»»

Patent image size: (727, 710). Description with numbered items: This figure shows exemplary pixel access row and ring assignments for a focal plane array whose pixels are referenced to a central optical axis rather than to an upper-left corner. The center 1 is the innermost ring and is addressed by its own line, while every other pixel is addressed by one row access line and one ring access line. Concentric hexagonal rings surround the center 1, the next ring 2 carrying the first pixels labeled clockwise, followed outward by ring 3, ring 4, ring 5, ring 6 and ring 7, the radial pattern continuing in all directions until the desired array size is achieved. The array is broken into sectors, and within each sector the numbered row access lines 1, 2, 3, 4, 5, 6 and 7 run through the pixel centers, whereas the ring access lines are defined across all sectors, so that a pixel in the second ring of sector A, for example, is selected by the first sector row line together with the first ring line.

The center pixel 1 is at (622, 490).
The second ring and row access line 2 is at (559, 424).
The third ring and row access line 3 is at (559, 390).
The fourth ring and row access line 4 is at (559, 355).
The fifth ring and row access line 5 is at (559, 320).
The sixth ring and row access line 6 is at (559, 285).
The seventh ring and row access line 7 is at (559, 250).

««

What to work on>
Copy every one of the entries above word for word, keeping each character unchanged.

Task response>
Patent image size: (727, 710). Description with numbered items: This figure shows exemplary pixel access row and ring assignments for a focal plane array whose pixels are referenced to a central optical axis rather than to an upper-left corner. The center 1 is the innermost ring and is addressed by its own line, while every other pixel is addressed by one row access line and one ring access line. Concentric hexagonal rings surround the center 1, the next ring 2 carrying the first pixels labeled clockwise, followed outward by ring 3, ring 4, ring 5, ring 6 and ring 7, the radial pattern continuing in all directions until the desired array size is achieved. The array is broken into sectors, and within each sector the numbered row access lines 1, 2, 3, 4, 5, 6 and 7 run through the pixel centers, whereas the ring access lines are defined across all sectors, so that a pixel in the second ring of sector A, for example, is selected by the first sector row line together with the first ring line.

The center pixel 1 is at (622, 490).
The second ring and row access line 2 is at (559, 424).
The third ring and row access line 3 is at (559, 390).
The fourth ring and row access line 4 is at (559, 355).
The fifth ring and row access line 5 is at (559, 320).
The sixth ring and row access line 6 is at (559, 285).
The seventh ring and row access line 7 is at (559, 250).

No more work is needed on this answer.